---- Exercise data
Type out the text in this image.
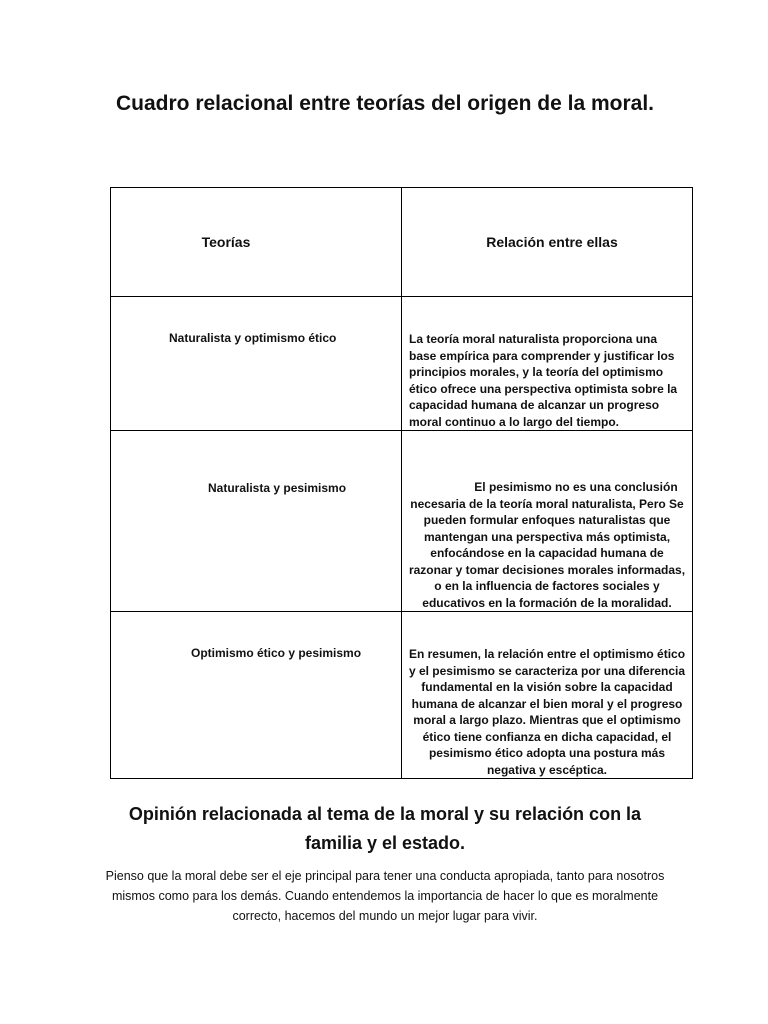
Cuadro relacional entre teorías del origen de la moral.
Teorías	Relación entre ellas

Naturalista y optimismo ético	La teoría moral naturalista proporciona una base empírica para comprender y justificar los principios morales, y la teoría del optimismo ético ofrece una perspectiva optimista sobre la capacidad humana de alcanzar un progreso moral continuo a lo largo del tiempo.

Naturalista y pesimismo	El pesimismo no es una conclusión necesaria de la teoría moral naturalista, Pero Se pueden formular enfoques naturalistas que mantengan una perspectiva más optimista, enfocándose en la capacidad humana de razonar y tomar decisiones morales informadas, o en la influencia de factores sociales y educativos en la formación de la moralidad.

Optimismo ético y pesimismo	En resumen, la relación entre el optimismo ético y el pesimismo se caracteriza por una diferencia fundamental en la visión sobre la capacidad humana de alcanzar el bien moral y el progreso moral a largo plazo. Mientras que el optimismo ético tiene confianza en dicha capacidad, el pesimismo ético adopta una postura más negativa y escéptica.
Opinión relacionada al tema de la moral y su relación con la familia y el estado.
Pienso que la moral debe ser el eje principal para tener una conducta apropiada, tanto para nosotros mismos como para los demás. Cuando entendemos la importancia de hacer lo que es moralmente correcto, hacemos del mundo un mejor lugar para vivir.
--------
> **Requirement**: Could you repeat all of the material exactly? Pictures should not be copied.

> **Solved exercise**:
Type out the text in this image.
Cuadro relacional entre teorías del origen de la moral.
Teorías	Relación entre ellas

Naturalista y optimismo ético	La teoría moral naturalista proporciona una base empírica para comprender y justificar los principios morales, y la teoría del optimismo ético ofrece una perspectiva optimista sobre la capacidad humana de alcanzar un progreso moral continuo a lo largo del tiempo.

Naturalista y pesimismo	El pesimismo no es una conclusión necesaria de la teoría moral naturalista, Pero Se pueden formular enfoques naturalistas que mantengan una perspectiva más optimista, enfocándose en la capacidad humana de razonar y tomar decisiones morales informadas, o en la influencia de factores sociales y educativos en la formación de la moralidad.

Optimismo ético y pesimismo	En resumen, la relación entre el optimismo ético y el pesimismo se caracteriza por una diferencia fundamental en la visión sobre la capacidad humana de alcanzar el bien moral y el progreso moral a largo plazo. Mientras que el optimismo ético tiene confianza en dicha capacidad, el pesimismo ético adopta una postura más negativa y escéptica.
Opinión relacionada al tema de la moral y su relación con la familia y el estado.
Pienso que la moral debe ser el eje principal para tener una conducta apropiada, tanto para nosotros mismos como para los demás. Cuando entendemos la importancia de hacer lo que es moralmente correcto, hacemos del mundo un mejor lugar para vivir.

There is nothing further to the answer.